Data shown:
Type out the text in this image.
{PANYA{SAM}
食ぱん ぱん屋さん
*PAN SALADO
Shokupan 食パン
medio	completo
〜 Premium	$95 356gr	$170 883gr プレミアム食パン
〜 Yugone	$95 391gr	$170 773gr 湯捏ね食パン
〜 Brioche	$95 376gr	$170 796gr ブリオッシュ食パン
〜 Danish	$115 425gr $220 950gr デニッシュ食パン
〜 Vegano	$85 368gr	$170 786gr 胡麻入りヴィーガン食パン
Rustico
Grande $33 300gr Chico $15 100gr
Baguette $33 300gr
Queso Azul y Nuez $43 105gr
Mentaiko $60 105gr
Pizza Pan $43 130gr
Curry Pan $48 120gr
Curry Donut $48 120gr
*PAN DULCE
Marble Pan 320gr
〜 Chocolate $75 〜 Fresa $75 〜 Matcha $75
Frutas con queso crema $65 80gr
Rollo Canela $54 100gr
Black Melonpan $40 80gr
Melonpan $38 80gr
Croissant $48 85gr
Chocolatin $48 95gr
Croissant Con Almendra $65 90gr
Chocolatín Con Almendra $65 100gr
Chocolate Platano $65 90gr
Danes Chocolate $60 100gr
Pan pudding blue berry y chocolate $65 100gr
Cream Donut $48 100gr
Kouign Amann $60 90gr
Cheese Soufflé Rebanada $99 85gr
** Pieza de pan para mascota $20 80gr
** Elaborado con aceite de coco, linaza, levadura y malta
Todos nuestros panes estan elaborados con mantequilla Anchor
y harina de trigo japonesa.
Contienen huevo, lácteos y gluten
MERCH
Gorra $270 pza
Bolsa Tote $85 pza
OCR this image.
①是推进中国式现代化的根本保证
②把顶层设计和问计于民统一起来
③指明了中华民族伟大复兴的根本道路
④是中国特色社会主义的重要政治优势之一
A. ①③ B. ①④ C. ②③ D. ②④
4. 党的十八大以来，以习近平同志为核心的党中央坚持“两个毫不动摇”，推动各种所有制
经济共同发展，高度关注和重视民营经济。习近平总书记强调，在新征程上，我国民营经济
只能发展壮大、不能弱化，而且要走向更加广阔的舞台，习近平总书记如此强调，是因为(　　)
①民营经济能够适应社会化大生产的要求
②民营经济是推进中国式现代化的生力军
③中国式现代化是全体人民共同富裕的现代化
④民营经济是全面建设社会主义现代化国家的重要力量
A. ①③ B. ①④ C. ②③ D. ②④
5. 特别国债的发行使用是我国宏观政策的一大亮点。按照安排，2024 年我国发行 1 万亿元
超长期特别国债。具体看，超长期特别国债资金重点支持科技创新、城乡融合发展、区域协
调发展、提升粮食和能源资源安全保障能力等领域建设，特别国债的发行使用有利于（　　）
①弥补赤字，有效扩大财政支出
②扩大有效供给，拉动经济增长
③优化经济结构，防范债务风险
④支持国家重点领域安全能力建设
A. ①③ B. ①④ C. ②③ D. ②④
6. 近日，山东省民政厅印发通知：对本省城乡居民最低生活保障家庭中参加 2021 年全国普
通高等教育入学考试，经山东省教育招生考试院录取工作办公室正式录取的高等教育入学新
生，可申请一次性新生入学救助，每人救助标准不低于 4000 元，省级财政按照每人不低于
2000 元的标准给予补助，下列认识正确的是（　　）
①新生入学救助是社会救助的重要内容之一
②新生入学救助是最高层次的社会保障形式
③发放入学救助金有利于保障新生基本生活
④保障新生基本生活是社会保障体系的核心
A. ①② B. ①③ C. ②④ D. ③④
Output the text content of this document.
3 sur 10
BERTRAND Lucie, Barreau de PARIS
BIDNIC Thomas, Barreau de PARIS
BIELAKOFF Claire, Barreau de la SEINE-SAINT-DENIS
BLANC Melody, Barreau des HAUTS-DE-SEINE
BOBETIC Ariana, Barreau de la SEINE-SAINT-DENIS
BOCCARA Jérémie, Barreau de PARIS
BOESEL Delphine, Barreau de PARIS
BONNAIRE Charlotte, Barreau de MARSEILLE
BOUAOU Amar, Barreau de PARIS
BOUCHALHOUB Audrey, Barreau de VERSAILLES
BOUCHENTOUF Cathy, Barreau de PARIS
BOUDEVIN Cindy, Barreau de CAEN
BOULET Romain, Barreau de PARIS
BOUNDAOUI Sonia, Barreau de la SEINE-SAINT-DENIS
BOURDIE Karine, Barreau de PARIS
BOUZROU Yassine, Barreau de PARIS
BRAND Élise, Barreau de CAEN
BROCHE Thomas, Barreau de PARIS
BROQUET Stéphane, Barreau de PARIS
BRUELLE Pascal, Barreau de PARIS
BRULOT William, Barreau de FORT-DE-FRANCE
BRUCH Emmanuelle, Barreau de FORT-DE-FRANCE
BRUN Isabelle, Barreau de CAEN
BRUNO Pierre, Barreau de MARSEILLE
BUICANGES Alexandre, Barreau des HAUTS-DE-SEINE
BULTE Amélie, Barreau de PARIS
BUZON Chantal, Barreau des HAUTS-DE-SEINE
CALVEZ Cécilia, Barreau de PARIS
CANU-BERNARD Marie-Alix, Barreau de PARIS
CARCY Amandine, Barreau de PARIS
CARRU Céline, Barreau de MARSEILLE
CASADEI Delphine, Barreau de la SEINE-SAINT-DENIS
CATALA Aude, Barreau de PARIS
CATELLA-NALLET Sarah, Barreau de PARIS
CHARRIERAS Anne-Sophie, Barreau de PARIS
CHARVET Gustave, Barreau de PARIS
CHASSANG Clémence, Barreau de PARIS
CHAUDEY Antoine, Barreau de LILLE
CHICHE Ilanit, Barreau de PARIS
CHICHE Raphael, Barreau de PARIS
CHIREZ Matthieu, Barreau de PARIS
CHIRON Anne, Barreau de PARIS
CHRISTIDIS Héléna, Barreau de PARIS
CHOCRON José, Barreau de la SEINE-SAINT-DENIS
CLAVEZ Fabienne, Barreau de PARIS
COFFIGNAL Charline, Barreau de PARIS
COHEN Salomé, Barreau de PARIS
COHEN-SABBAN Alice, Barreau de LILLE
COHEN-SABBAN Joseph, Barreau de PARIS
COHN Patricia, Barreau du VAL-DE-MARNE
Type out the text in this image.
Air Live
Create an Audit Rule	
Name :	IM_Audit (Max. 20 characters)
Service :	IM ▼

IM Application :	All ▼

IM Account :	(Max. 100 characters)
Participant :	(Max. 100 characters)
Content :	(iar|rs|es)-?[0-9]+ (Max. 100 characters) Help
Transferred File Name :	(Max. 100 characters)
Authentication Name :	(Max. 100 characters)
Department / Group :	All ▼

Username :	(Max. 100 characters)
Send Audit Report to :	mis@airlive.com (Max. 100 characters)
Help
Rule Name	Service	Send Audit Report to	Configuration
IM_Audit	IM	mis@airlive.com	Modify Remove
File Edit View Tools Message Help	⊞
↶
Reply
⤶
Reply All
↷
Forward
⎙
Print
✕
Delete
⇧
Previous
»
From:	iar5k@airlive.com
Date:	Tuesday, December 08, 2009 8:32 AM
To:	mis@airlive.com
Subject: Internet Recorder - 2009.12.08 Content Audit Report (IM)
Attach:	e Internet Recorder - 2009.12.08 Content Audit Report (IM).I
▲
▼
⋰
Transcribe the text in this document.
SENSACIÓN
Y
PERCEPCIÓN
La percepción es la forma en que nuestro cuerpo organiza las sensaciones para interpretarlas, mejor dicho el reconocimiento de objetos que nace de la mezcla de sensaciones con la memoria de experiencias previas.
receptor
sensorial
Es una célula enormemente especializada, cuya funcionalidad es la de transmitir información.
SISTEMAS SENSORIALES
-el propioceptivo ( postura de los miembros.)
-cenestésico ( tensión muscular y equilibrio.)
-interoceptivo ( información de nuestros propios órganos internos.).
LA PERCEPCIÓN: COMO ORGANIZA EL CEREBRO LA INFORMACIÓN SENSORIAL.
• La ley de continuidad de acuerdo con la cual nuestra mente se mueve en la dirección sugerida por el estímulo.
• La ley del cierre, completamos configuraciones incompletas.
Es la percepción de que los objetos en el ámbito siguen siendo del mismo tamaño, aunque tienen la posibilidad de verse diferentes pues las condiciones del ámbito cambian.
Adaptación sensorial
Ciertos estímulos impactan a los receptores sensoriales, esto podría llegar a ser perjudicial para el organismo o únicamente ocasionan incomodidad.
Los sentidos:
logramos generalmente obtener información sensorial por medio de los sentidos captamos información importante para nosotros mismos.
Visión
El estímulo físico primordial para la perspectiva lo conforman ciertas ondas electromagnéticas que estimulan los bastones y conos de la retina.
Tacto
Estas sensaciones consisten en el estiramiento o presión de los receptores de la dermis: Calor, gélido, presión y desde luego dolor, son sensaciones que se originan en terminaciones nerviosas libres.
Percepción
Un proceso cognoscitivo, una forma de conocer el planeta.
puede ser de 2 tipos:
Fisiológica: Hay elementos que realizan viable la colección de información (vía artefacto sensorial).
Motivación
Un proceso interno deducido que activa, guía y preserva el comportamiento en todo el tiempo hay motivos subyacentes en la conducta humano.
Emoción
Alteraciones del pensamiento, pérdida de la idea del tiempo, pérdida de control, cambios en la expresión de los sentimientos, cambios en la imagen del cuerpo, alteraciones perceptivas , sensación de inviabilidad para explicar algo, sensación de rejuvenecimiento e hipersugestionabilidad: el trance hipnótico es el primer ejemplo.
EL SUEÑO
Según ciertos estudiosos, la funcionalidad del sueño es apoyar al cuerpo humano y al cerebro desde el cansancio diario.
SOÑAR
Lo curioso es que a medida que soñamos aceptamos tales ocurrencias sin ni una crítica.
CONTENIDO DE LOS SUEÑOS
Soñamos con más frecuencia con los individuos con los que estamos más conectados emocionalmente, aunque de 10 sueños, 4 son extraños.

What needs to be done:
Select and copy each line from the data that includes the word "sensaciones".

Written solution:
La percepción es la forma en que nuestro cuerpo organiza las sensaciones para interpretarlas, mejor dicho el reconocimiento de objetos que nace de la mezcla de sensaciones con la memoria de experiencias previas.
Estas sensaciones consisten en el estiramiento o presión de los receptores de la dermis: Calor, gélido, presión y desde luego dolor, son sensaciones que se originan en terminaciones nerviosas libres.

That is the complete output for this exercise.